Reproduce every line in the listing that contains the word "Covid".

§ **Input**
********************
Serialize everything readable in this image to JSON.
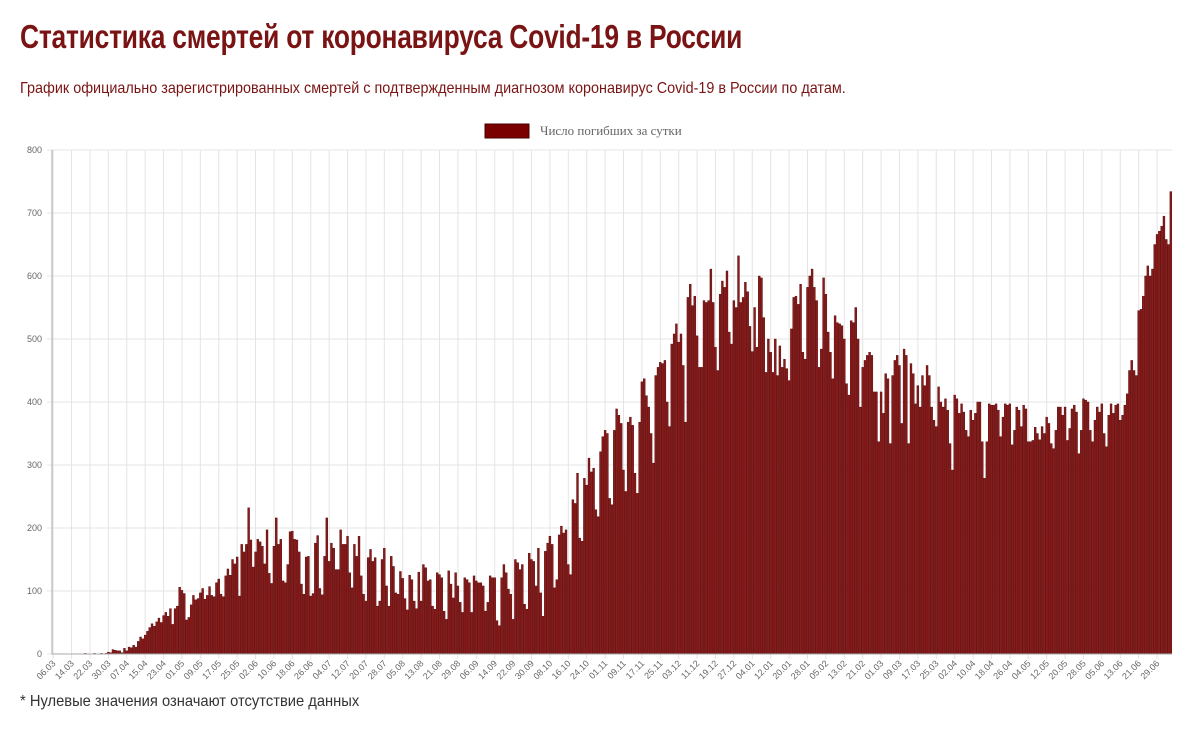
{
  "header": {
    "title": "Статистика смертей от коронавируса Covid-19 в России",
    "subtitle": "График официально зарегистрированных смертей с подтвержденным диагнозом коронавирус Covid-19 в России по датам."
  },
  "footnote": "* Нулевые значения означают отсутствие данных",
  "colors": {
    "bar_fill": "#8b1a1a",
    "bar_stroke": "#4a0000",
    "title": "#7a1414",
    "grid": "#e4e4e4"
  },
  "chart_data": {
    "type": "bar",
    "title": "",
    "xlabel": "",
    "ylabel": "",
    "ylim": [
      0,
      800
    ],
    "yticks": [
      0,
      100,
      200,
      300,
      400,
      500,
      600,
      700,
      800
    ],
    "grid": true,
    "legend_position": "top-center",
    "series": [
      {
        "name": "Число погибших за сутки"
      }
    ],
    "tick_labels": [
      "06.03",
      "14.03",
      "22.03",
      "30.03",
      "07.04",
      "15.04",
      "23.04",
      "01.05",
      "09.05",
      "17.05",
      "25.05",
      "02.06",
      "10.06",
      "18.06",
      "26.06",
      "04.07",
      "12.07",
      "20.07",
      "28.07",
      "05.08",
      "13.08",
      "21.08",
      "29.08",
      "06.09",
      "14.09",
      "22.09",
      "30.09",
      "08.10",
      "16.10",
      "24.10",
      "01.11",
      "09.11",
      "17.11",
      "25.11",
      "03.12",
      "11.12",
      "19.12",
      "27.12",
      "04.01",
      "12.01",
      "20.01",
      "28.01",
      "05.02",
      "13.02",
      "21.02",
      "01.03",
      "09.03",
      "17.03",
      "25.03",
      "02.04",
      "10.04",
      "18.04",
      "26.04",
      "04.05",
      "12.05",
      "20.05",
      "28.05",
      "05.06",
      "13.06",
      "21.06",
      "29.06"
    ],
    "tick_every_days": 8,
    "values": [
      0,
      0,
      0,
      0,
      0,
      0,
      0,
      0,
      0,
      0,
      0,
      0,
      0,
      0,
      1,
      0,
      0,
      0,
      1,
      0,
      0,
      1,
      0,
      1,
      3,
      2,
      7,
      6,
      5,
      5,
      2,
      9,
      5,
      11,
      10,
      14,
      11,
      20,
      27,
      24,
      30,
      36,
      42,
      48,
      44,
      51,
      57,
      50,
      61,
      66,
      60,
      72,
      47,
      72,
      76,
      106,
      101,
      96,
      54,
      58,
      78,
      93,
      86,
      88,
      97,
      104,
      87,
      93,
      107,
      93,
      91,
      113,
      119,
      95,
      91,
      124,
      135,
      125,
      150,
      143,
      154,
      92,
      174,
      162,
      174,
      232,
      181,
      138,
      162,
      182,
      178,
      171,
      143,
      197,
      128,
      112,
      171,
      216,
      174,
      182,
      116,
      113,
      142,
      194,
      195,
      182,
      181,
      162,
      111,
      95,
      154,
      155,
      92,
      96,
      176,
      188,
      104,
      94,
      155,
      216,
      147,
      176,
      168,
      134,
      134,
      197,
      174,
      174,
      187,
      129,
      105,
      174,
      155,
      187,
      124,
      95,
      84,
      153,
      166,
      147,
      153,
      76,
      84,
      150,
      168,
      108,
      76,
      155,
      139,
      97,
      95,
      131,
      120,
      88,
      70,
      125,
      118,
      84,
      72,
      130,
      84,
      142,
      137,
      116,
      118,
      76,
      71,
      129,
      126,
      121,
      68,
      55,
      132,
      111,
      89,
      129,
      108,
      82,
      66,
      121,
      118,
      113,
      66,
      124,
      116,
      113,
      113,
      108,
      68,
      82,
      124,
      121,
      121,
      53,
      45,
      121,
      142,
      129,
      103,
      95,
      55,
      150,
      145,
      134,
      142,
      79,
      71,
      160,
      150,
      147,
      108,
      168,
      97,
      60,
      163,
      176,
      187,
      174,
      105,
      118,
      189,
      203,
      192,
      197,
      142,
      126,
      245,
      239,
      287,
      184,
      179,
      279,
      268,
      311,
      289,
      295,
      229,
      218,
      321,
      345,
      355,
      350,
      247,
      237,
      355,
      389,
      379,
      366,
      292,
      258,
      368,
      376,
      363,
      287,
      255,
      368,
      432,
      437,
      410,
      392,
      350,
      303,
      442,
      455,
      463,
      461,
      466,
      400,
      361,
      492,
      508,
      524,
      495,
      508,
      458,
      368,
      566,
      587,
      553,
      568,
      505,
      455,
      455,
      561,
      558,
      561,
      611,
      558,
      487,
      450,
      571,
      592,
      582,
      608,
      511,
      492,
      561,
      550,
      632,
      558,
      566,
      590,
      575,
      520,
      480,
      550,
      487,
      600,
      597,
      534,
      447,
      500,
      479,
      447,
      500,
      442,
      489,
      455,
      468,
      453,
      434,
      516,
      566,
      568,
      555,
      587,
      479,
      468,
      582,
      600,
      611,
      582,
      561,
      455,
      484,
      597,
      571,
      511,
      479,
      437,
      537,
      526,
      524,
      521,
      500,
      429,
      411,
      529,
      526,
      550,
      500,
      392,
      455,
      466,
      474,
      479,
      474,
      416,
      416,
      337,
      416,
      382,
      445,
      437,
      334,
      442,
      466,
      474,
      458,
      366,
      484,
      474,
      334,
      461,
      445,
      397,
      426,
      392,
      442,
      426,
      458,
      442,
      392,
      371,
      361,
      424,
      400,
      392,
      405,
      387,
      334,
      292,
      411,
      405,
      382,
      397,
      384,
      355,
      345,
      387,
      371,
      382,
      400,
      400,
      337,
      279,
      337,
      397,
      395,
      395,
      397,
      387,
      345,
      376,
      397,
      395,
      397,
      332,
      355,
      392,
      387,
      361,
      395,
      389,
      337,
      337,
      339,
      360,
      350,
      340,
      361,
      350,
      376,
      366,
      334,
      326,
      355,
      392,
      392,
      379,
      392,
      339,
      358,
      389,
      395,
      384,
      318,
      355,
      405,
      403,
      400,
      355,
      337,
      371,
      392,
      384,
      397,
      350,
      329,
      379,
      397,
      382,
      395,
      397,
      371,
      379,
      395,
      413,
      450,
      466,
      450,
      442,
      545,
      547,
      568,
      600,
      616,
      600,
      611,
      650,
      666,
      671,
      679,
      695,
      658,
      650,
      734
    ]
  }
}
********************
§ **Answer for this exercise**
    "title": "Статистика смертей от коронавируса Covid-19 в России",
    "subtitle": "График официально зарегистрированных смертей с подтвержденным диагнозом коронавирус Covid-19 в России по датам."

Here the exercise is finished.